§ **Stated goal**
Using the listing below, please gather every line containing the word "oldalhoz".

Extracted data entries:
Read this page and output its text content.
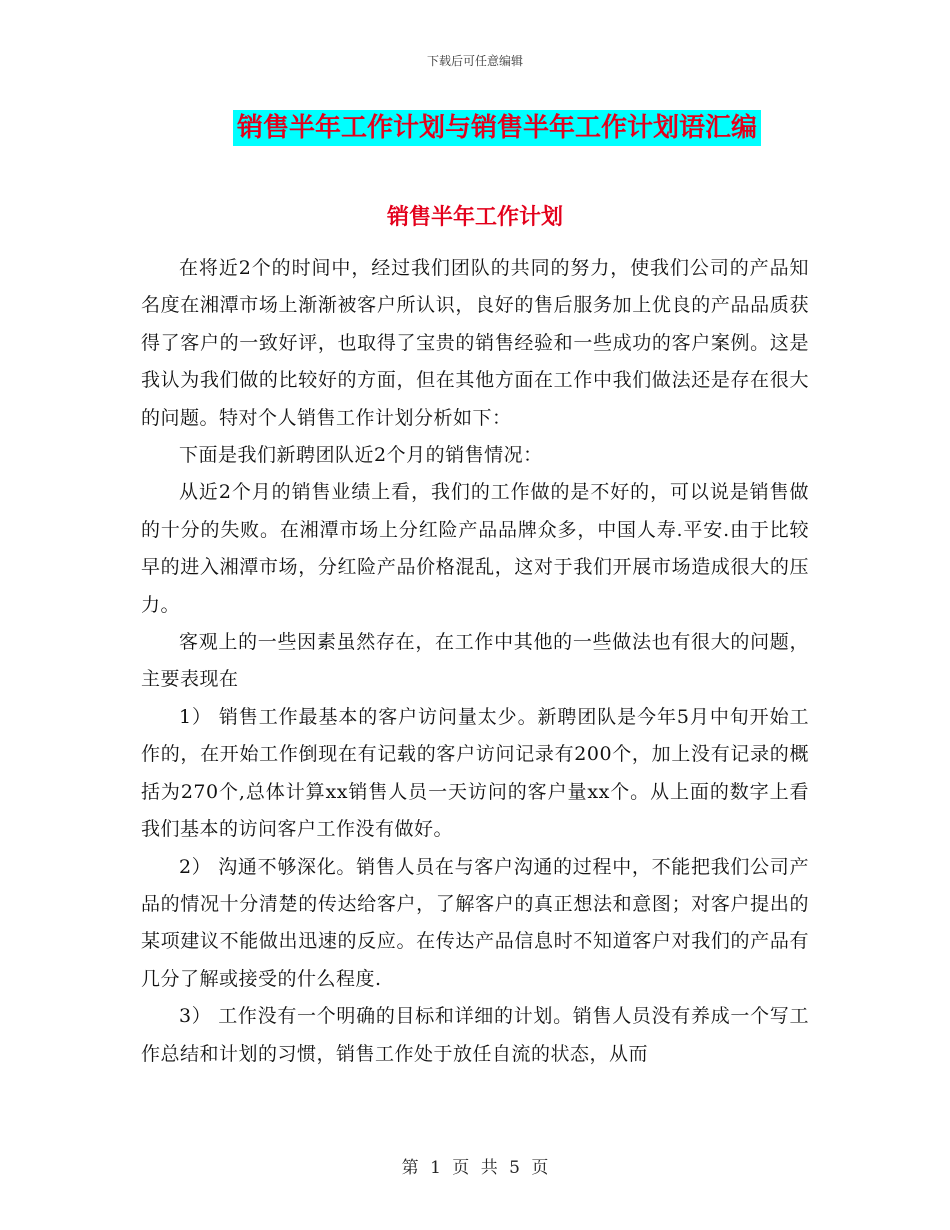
下载后可任意编辑
销售半年工作计划与销售半年工作计划语汇编
销售半年工作计划

在将近2个的时间中，经过我们团队的共同的努力，使我们公司的产品知名度在湘潭市场上渐渐被客户所认识，良好的售后服务加上优良的产品品质获得了客户的一致好评，也取得了宝贵的销售经验和一些成功的客户案例。这是我认为我们做的比较好的方面，但在其他方面在工作中我们做法还是存在很大的问题。特对个人销售工作计划分析如下：

下面是我们新聘团队近2个月的销售情况：

从近2个月的销售业绩上看，我们的工作做的是不好的，可以说是销售做的十分的失败。在湘潭市场上分红险产品品牌众多，中国人寿.平安.由于比较早的进入湘潭市场，分红险产品价格混乱，这对于我们开展市场造成很大的压力。

客观上的一些因素虽然存在，在工作中其他的一些做法也有很大的问题，主要表现在

1） 销售工作最基本的客户访问量太少。新聘团队是今年5月中旬开始工作的，在开始工作倒现在有记载的客户访问记录有200个，加上没有记录的概括为270个,总体计算xx销售人员一天访问的客户量xx个。从上面的数字上看我们基本的访问客户工作没有做好。

2） 沟通不够深化。销售人员在与客户沟通的过程中，不能把我们公司产品的情况十分清楚的传达给客户，了解客户的真正想法和意图；对客户提出的某项建议不能做出迅速的反应。在传达产品信息时不知道客户对我们的产品有几分了解或接受的什么程度.

3） 工作没有一个明确的目标和详细的计划。销售人员没有养成一个写工作总结和计划的习惯，销售工作处于放任自流的状态，从而

第 1 页 共 5 页
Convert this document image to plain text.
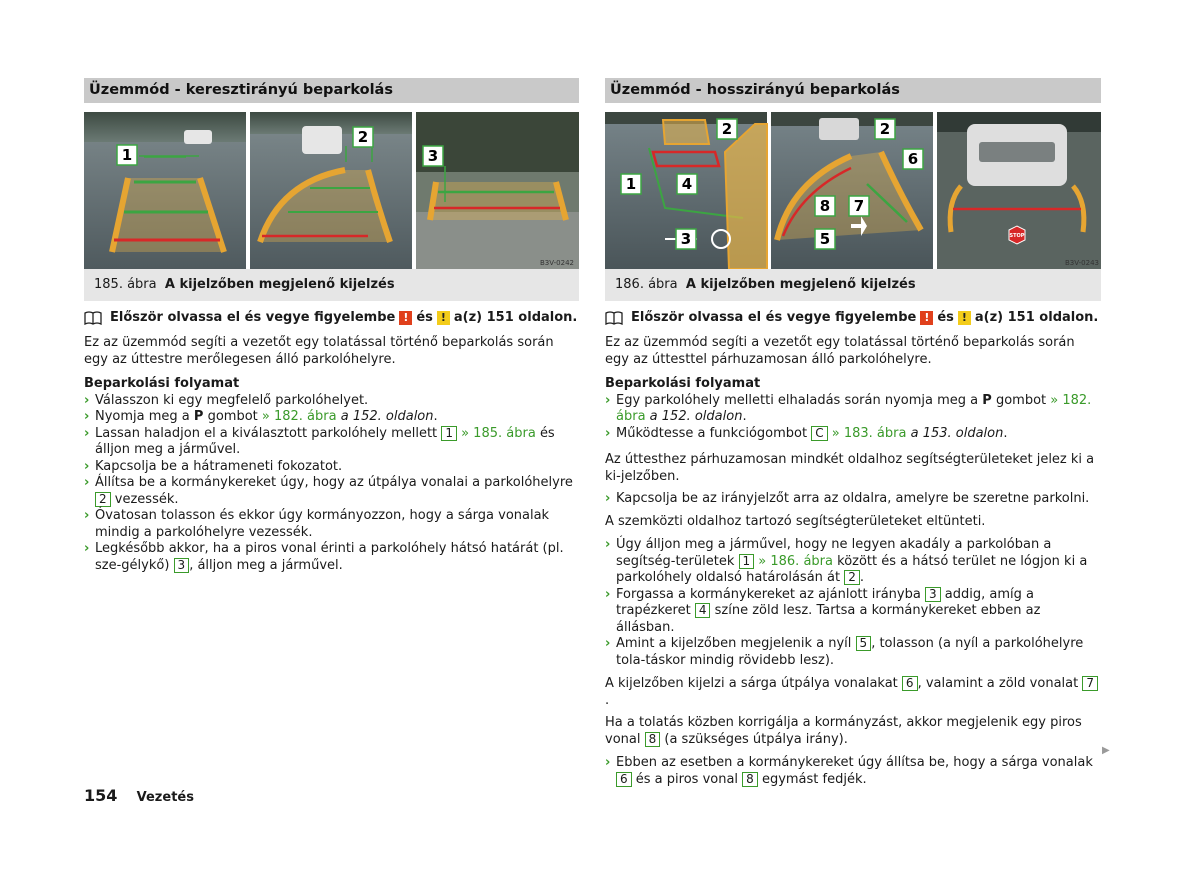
Üzemmód - keresztirányú beparkolás
B3V-0242
1
2
3
185. ábra A kijelzőben megjelenő kijelzés
Először olvassa el és vegye figyelembe ! és ! a(z) 151 oldalon.
Ez az üzemmód segíti a vezetőt egy tolatással történő beparkolás során egy az úttestre merőlegesen álló parkolóhelyre.
Beparkolási folyamat
› Válasszon ki egy megfelelő parkolóhelyet.
› Nyomja meg a P gombot » 182. ábra a 152. oldalon.
› Lassan haladjon el a kiválasztott parkolóhely mellett 1 » 185. ábra és álljon meg a járművel.
› Kapcsolja be a hátrameneti fokozatot.
› Állítsa be a kormánykereket úgy, hogy az útpálya vonalai a parkolóhelyre 2 vezessék.
› Óvatosan tolasson és ekkor úgy kormányozzon, hogy a sárga vonalak mindig a parkolóhelyre vezessék.
› Legkésőbb akkor, ha a piros vonal érinti a parkolóhely hátsó határát (pl. sze-gélykő) 3 , álljon meg a járművel.
Üzemmód - hosszirányú beparkolás
STOP
B3V-0243
1
2
3
4
5
6
7
8
2
186. ábra A kijelzőben megjelenő kijelzés
Először olvassa el és vegye figyelembe ! és ! a(z) 151 oldalon.
Ez az üzemmód segíti a vezetőt egy tolatással történő beparkolás során egy az úttesttel párhuzamosan álló parkolóhelyre.
Beparkolási folyamat
› Egy parkolóhely melletti elhaladás során nyomja meg a P gombot » 182. ábra a 152. oldalon.
› Működtesse a funkciógombot C » 183. ábra a 153. oldalon.
Az úttesthez párhuzamosan mindkét oldalhoz segítségterületeket jelez ki a ki-jelzőben.
› Kapcsolja be az irányjelzőt arra az oldalra, amelyre be szeretne parkolni.
A szemközti oldalhoz tartozó segítségterületeket eltünteti.
› Úgy álljon meg a járművel, hogy ne legyen akadály a parkolóban a segítség-területek 1 » 186. ábra között és a hátsó terület ne lógjon ki a parkolóhely oldalsó határolásán át 2 .
› Forgassa a kormánykereket az ajánlott irányba 3 addig, amíg a trapézkeret 4 színe zöld lesz. Tartsa a kormánykereket ebben az állásban.
› Amint a kijelzőben megjelenik a nyíl 5 , tolasson (a nyíl a parkolóhelyre tola-táskor mindig rövidebb lesz).
A kijelzőben kijelzi a sárga útpálya vonalakat 6 , valamint a zöld vonalat 7.
Ha a tolatás közben korrigálja a kormányzást, akkor megjelenik egy piros vonal 8 (a szükséges útpálya irány).
› Ebben az esetben a kormánykereket úgy állítsa be, hogy a sárga vonalak 6 és a piros vonal 8 egymást fedjék.
▶
154 Vezetés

§ **Problem solution**
Az úttesthez párhuzamosan mindkét oldalhoz segítségterületeket jelez ki a ki-jelzőben.
A szemközti oldalhoz tartozó segítségterületeket eltünteti.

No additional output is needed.